### RECORDS FOR THE TASK
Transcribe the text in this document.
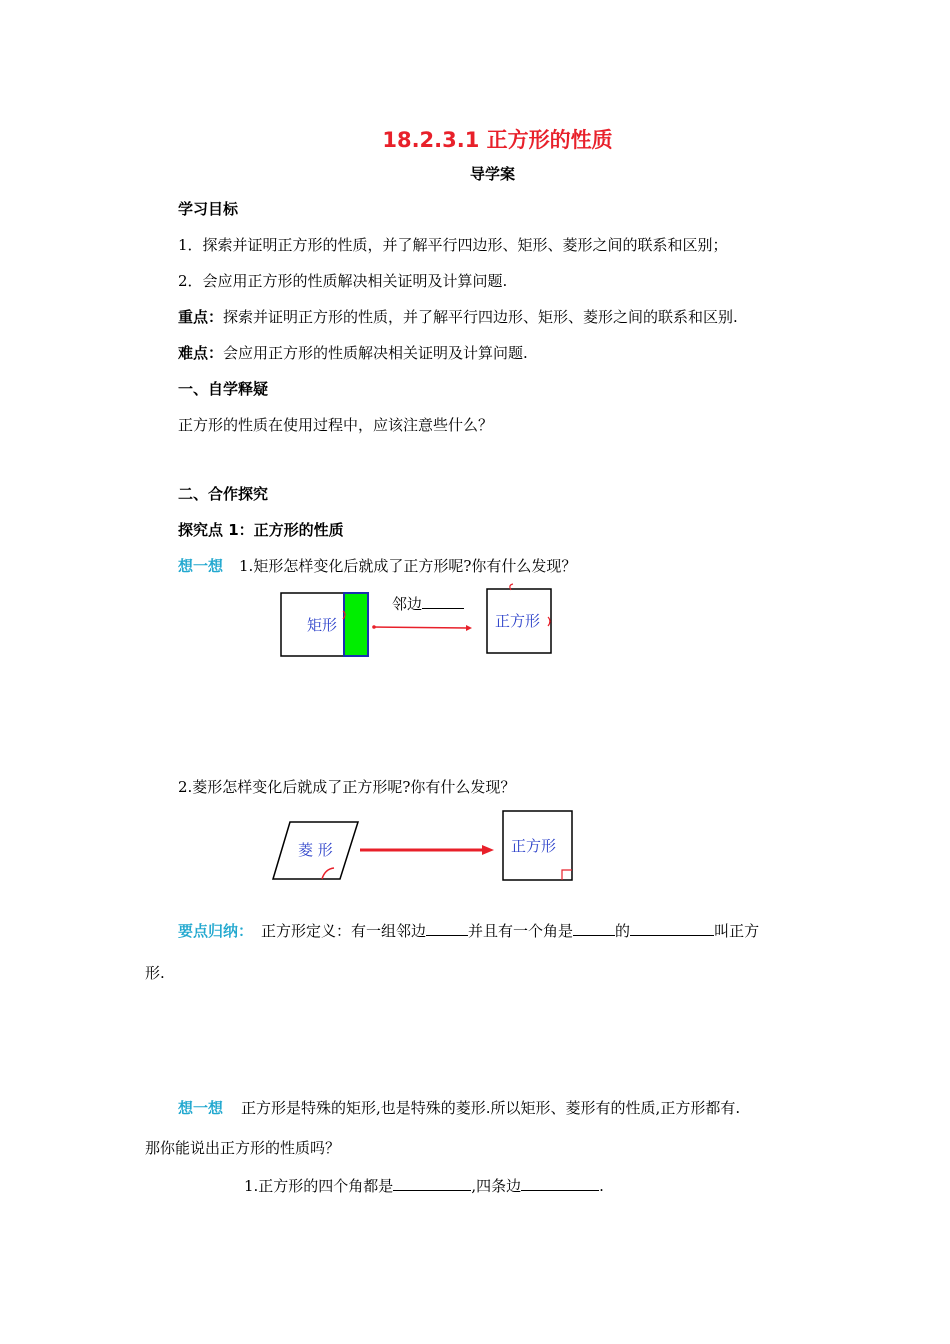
18.2.3.1 正方形的性质
导学案
学习目标
1．探索并证明正方形的性质，并了解平行四边形、矩形、菱形之间的联系和区别；
2．会应用正方形的性质解决相关证明及计算问题.
重点：探索并证明正方形的性质，并了解平行四边形、矩形、菱形之间的联系和区别.
难点：会应用正方形的性质解决相关证明及计算问题.
一、自学释疑
正方形的性质在使用过程中，应该注意些什么？
二、合作探究
探究点 1：正方形的性质
想一想 1.矩形怎样变化后就成了正方形呢?你有什么发现？
矩形	正方形
邻边
2.菱形怎样变化后就成了正方形呢?你有什么发现？
菱 形	正方形
要点归纳： 正方形定义：有一组邻边	并且有一个角是	的	叫正方
形.
想一想 正方形是特殊的矩形,也是特殊的菱形.所以矩形、菱形有的性质,正方形都有.
那你能说出正方形的性质吗？
1.正方形的四个角都是	,四条边	.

### REQUIREMENTS
All the records need to be repeated exactly, with the images dropped.

### WRITTEN SOLUTION
Transcribe the text in this document.
18.2.3.1 正方形的性质
导学案
学习目标
1．探索并证明正方形的性质，并了解平行四边形、矩形、菱形之间的联系和区别；
2．会应用正方形的性质解决相关证明及计算问题.
重点：探索并证明正方形的性质，并了解平行四边形、矩形、菱形之间的联系和区别.
难点：会应用正方形的性质解决相关证明及计算问题.
一、自学释疑
正方形的性质在使用过程中，应该注意些什么？
二、合作探究
探究点 1：正方形的性质
想一想 1.矩形怎样变化后就成了正方形呢?你有什么发现？
矩形	正方形
邻边
2.菱形怎样变化后就成了正方形呢?你有什么发现？
菱 形	正方形
要点归纳： 正方形定义：有一组邻边	并且有一个角是	的	叫正方
形.
想一想 正方形是特殊的矩形,也是特殊的菱形.所以矩形、菱形有的性质,正方形都有.
那你能说出正方形的性质吗？
1.正方形的四个角都是	,四条边	.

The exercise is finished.